• TASK REQUIREMENTS: Find the lines in these entries that include the word "Drain" and state how many there are, with no other words.

• LISTED RECORDS:

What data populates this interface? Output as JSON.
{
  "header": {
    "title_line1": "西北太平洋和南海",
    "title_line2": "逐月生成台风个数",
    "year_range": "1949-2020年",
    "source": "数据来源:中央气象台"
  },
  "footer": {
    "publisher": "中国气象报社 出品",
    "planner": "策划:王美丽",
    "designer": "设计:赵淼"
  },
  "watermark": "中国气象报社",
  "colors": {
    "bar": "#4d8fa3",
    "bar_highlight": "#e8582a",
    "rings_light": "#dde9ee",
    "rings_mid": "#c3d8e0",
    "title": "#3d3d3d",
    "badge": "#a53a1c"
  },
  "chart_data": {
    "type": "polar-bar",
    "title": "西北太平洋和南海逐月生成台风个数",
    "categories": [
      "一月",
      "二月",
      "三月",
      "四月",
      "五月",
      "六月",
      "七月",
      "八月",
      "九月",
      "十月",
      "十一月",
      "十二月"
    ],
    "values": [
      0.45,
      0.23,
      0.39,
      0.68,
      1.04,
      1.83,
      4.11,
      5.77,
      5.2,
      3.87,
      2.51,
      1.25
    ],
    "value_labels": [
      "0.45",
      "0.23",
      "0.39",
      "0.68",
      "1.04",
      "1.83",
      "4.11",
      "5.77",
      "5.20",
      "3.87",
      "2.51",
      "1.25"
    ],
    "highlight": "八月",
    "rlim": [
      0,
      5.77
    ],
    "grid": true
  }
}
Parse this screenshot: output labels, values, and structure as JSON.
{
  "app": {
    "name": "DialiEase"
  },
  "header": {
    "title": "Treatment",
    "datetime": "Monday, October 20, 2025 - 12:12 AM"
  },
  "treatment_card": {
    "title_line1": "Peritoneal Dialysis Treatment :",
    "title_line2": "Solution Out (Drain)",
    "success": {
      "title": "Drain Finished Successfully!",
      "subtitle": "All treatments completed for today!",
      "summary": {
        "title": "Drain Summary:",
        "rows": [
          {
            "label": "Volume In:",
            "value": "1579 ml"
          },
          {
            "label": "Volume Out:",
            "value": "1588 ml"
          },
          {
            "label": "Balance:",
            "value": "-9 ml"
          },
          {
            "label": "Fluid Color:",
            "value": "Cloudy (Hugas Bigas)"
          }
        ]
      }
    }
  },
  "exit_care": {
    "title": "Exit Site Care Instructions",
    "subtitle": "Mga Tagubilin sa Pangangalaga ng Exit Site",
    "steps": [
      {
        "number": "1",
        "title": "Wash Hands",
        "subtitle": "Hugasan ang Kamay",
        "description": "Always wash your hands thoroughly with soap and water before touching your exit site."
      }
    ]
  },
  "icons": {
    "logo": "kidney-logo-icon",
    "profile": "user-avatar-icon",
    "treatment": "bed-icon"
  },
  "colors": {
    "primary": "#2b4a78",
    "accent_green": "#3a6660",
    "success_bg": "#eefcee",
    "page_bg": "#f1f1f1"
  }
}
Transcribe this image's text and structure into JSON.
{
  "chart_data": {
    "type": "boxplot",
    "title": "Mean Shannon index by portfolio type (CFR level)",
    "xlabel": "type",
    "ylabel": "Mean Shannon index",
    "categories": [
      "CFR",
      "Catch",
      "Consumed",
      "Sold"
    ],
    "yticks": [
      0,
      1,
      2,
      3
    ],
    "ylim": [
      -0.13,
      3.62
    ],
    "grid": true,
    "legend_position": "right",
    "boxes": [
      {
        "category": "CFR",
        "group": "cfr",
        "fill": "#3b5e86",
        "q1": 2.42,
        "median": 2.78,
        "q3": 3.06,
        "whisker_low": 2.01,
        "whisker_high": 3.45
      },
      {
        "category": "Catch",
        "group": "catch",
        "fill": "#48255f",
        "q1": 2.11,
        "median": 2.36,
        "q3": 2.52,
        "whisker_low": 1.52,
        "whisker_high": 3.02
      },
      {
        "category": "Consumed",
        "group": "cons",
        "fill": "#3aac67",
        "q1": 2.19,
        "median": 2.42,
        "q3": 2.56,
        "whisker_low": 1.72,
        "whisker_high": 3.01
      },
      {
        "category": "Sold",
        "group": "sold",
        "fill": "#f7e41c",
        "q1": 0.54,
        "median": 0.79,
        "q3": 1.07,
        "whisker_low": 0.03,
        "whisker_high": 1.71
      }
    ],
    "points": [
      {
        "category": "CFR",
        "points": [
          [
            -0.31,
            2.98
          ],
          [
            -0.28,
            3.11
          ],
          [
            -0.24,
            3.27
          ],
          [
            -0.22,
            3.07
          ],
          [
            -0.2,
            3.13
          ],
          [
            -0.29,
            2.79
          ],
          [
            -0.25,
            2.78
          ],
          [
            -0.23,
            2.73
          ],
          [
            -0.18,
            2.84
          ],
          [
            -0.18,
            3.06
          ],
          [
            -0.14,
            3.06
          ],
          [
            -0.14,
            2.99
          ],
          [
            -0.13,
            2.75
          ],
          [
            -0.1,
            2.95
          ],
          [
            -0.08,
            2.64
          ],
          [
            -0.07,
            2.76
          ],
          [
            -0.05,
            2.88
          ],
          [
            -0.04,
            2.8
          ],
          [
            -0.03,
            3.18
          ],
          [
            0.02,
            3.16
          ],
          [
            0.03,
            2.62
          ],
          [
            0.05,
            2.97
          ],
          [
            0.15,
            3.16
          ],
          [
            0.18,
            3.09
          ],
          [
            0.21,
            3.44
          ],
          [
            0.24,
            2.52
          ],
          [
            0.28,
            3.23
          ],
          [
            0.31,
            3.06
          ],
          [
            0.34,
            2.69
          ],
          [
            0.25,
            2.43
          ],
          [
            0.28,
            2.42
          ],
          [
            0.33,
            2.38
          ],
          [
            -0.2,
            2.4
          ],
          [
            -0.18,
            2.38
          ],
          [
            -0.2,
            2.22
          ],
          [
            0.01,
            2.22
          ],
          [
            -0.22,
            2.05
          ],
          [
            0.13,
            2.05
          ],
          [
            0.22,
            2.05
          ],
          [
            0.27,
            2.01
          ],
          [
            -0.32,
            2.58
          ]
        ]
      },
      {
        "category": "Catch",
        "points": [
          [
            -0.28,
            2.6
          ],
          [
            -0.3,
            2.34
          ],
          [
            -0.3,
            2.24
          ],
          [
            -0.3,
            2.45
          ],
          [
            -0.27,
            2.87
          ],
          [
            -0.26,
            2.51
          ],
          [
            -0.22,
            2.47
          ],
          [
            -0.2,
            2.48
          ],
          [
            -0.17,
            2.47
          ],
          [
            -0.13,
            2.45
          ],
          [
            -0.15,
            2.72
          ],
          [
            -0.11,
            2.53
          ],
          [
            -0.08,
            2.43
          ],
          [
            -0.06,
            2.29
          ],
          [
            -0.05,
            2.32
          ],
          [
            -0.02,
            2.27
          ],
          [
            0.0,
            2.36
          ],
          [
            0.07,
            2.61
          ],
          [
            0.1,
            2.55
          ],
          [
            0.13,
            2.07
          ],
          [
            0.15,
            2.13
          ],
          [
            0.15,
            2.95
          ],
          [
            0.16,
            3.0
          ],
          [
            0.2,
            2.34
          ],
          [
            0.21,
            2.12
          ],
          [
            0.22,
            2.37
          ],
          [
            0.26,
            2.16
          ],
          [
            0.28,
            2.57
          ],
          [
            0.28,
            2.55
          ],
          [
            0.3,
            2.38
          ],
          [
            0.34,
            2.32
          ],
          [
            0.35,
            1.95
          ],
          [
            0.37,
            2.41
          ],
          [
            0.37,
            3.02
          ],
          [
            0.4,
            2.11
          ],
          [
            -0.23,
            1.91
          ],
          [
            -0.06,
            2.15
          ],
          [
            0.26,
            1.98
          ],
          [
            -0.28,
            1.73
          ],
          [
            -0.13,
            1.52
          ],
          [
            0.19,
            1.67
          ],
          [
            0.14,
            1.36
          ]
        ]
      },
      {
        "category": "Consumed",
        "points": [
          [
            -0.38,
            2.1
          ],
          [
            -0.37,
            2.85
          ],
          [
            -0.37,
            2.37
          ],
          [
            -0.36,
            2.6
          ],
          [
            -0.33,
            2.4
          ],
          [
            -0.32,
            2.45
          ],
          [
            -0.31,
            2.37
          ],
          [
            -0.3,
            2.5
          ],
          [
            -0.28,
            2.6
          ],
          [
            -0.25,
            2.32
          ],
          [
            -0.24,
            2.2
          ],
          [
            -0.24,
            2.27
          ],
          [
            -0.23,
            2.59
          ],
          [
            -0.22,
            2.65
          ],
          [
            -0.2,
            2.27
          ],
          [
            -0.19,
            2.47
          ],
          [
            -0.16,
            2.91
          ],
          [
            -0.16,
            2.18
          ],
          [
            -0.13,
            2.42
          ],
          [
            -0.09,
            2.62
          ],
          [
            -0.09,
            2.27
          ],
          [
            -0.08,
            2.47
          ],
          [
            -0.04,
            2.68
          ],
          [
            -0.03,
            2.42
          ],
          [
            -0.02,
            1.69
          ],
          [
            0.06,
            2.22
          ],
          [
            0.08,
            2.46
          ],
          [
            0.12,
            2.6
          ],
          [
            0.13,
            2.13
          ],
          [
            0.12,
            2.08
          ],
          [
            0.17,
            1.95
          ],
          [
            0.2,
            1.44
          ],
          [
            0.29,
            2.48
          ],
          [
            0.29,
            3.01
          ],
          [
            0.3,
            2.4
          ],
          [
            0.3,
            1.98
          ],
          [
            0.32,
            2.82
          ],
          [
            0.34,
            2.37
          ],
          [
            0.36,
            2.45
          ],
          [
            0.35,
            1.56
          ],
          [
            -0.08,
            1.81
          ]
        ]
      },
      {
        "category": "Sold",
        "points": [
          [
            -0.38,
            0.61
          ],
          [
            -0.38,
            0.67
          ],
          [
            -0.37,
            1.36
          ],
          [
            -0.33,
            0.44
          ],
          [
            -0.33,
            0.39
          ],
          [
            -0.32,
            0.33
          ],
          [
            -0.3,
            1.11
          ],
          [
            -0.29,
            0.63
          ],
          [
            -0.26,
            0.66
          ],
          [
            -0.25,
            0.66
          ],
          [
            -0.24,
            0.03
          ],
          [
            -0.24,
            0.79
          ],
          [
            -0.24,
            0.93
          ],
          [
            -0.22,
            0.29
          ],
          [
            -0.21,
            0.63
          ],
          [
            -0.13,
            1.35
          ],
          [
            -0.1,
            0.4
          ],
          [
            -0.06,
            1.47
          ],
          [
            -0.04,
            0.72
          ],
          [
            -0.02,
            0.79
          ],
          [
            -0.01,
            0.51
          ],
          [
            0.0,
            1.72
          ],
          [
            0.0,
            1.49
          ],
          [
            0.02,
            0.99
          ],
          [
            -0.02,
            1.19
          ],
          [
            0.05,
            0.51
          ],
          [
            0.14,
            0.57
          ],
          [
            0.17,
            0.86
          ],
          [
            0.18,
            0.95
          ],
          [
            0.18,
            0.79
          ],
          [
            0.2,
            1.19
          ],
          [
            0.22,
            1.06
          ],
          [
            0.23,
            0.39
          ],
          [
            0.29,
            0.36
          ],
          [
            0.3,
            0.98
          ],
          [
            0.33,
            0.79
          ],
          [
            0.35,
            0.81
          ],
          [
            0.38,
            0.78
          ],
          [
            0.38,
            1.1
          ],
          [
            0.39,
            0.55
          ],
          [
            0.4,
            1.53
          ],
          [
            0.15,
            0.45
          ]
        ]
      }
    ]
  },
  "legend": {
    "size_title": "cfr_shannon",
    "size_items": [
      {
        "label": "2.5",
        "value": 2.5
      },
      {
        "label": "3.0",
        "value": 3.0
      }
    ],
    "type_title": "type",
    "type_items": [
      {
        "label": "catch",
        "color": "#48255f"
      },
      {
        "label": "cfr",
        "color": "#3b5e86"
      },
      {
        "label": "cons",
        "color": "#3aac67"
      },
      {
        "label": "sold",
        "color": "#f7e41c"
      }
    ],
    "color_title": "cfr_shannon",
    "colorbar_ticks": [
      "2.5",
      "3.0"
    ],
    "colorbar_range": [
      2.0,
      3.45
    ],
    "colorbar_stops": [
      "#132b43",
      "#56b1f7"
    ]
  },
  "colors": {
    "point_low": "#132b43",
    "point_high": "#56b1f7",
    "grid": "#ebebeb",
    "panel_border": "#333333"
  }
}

• THE REPLY: 3